◆ **Exercise requirements**
Copy out each of the lines below word for word, with every character, symbol and number unchanged.

◆ **Given records**
— Start —

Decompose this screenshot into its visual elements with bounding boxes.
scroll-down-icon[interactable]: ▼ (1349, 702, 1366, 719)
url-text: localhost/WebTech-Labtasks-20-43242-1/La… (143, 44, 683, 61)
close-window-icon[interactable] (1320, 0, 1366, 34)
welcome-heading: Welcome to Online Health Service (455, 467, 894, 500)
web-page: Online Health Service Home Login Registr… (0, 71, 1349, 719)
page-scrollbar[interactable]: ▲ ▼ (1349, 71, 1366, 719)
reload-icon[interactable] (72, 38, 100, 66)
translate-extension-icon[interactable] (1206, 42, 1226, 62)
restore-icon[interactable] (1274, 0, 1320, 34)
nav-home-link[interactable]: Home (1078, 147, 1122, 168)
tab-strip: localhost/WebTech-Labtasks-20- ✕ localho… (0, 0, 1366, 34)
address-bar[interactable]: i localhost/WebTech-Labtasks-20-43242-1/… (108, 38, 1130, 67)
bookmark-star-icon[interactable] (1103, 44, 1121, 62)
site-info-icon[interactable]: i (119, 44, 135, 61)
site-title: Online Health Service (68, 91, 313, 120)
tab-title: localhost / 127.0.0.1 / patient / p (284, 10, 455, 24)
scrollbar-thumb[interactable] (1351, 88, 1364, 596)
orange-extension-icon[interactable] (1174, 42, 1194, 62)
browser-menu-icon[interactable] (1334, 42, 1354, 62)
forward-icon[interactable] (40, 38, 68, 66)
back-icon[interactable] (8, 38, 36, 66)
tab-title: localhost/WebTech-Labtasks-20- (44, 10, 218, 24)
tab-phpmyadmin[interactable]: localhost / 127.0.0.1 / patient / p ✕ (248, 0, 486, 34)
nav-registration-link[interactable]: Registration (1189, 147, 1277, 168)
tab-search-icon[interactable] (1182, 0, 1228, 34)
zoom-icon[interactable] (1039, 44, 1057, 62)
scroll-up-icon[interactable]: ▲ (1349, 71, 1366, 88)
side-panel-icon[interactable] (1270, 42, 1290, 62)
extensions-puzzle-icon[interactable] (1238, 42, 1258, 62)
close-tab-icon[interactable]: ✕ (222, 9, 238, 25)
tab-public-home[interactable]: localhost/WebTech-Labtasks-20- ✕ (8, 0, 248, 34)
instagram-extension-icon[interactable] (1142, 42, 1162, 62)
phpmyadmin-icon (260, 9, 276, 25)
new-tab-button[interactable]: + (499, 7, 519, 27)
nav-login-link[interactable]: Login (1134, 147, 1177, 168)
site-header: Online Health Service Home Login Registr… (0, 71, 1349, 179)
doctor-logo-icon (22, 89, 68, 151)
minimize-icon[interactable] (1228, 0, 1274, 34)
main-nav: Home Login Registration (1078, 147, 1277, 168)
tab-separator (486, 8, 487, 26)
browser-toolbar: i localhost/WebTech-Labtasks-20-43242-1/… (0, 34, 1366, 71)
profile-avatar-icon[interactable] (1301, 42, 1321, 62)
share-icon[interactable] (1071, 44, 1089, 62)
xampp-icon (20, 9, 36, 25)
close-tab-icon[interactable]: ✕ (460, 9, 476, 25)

— End —

◆ **Solution to this exercise**
Decompose this screenshot into its visual elements with bounding boxes.
scroll-down-icon[interactable]: ▼ (1349, 702, 1366, 719)
url-text: localhost/WebTech-Labtasks-20-43242-1/La… (143, 44, 683, 61)
close-window-icon[interactable] (1320, 0, 1366, 34)
welcome-heading: Welcome to Online Health Service (455, 467, 894, 500)
web-page: Online Health Service Home Login Registr… (0, 71, 1349, 719)
page-scrollbar[interactable]: ▲ ▼ (1349, 71, 1366, 719)
reload-icon[interactable] (72, 38, 100, 66)
translate-extension-icon[interactable] (1206, 42, 1226, 62)
restore-icon[interactable] (1274, 0, 1320, 34)
nav-home-link[interactable]: Home (1078, 147, 1122, 168)
tab-strip: localhost/WebTech-Labtasks-20- ✕ localho… (0, 0, 1366, 34)
address-bar[interactable]: i localhost/WebTech-Labtasks-20-43242-1/… (108, 38, 1130, 67)
bookmark-star-icon[interactable] (1103, 44, 1121, 62)
site-info-icon[interactable]: i (119, 44, 135, 61)
site-title: Online Health Service (68, 91, 313, 120)
tab-title: localhost / 127.0.0.1 / patient / p (284, 10, 455, 24)
scrollbar-thumb[interactable] (1351, 88, 1364, 596)
orange-extension-icon[interactable] (1174, 42, 1194, 62)
browser-menu-icon[interactable] (1334, 42, 1354, 62)
forward-icon[interactable] (40, 38, 68, 66)
back-icon[interactable] (8, 38, 36, 66)
tab-title: localhost/WebTech-Labtasks-20- (44, 10, 218, 24)
tab-phpmyadmin[interactable]: localhost / 127.0.0.1 / patient / p ✕ (248, 0, 486, 34)
nav-registration-link[interactable]: Registration (1189, 147, 1277, 168)
tab-search-icon[interactable] (1182, 0, 1228, 34)
zoom-icon[interactable] (1039, 44, 1057, 62)
scroll-up-icon[interactable]: ▲ (1349, 71, 1366, 88)
side-panel-icon[interactable] (1270, 42, 1290, 62)
extensions-puzzle-icon[interactable] (1238, 42, 1258, 62)
close-tab-icon[interactable]: ✕ (222, 9, 238, 25)
tab-public-home[interactable]: localhost/WebTech-Labtasks-20- ✕ (8, 0, 248, 34)
instagram-extension-icon[interactable] (1142, 42, 1162, 62)
phpmyadmin-icon (260, 9, 276, 25)
new-tab-button[interactable]: + (499, 7, 519, 27)
nav-login-link[interactable]: Login (1134, 147, 1177, 168)
site-header: Online Health Service Home Login Registr… (0, 71, 1349, 179)
doctor-logo-icon (22, 89, 68, 151)
minimize-icon[interactable] (1228, 0, 1274, 34)
main-nav: Home Login Registration (1078, 147, 1277, 168)
tab-separator (486, 8, 487, 26)
browser-toolbar: i localhost/WebTech-Labtasks-20-43242-1/… (0, 34, 1366, 71)
profile-avatar-icon[interactable] (1301, 42, 1321, 62)
share-icon[interactable] (1071, 44, 1089, 62)
xampp-icon (20, 9, 36, 25)
close-tab-icon[interactable]: ✕ (460, 9, 476, 25)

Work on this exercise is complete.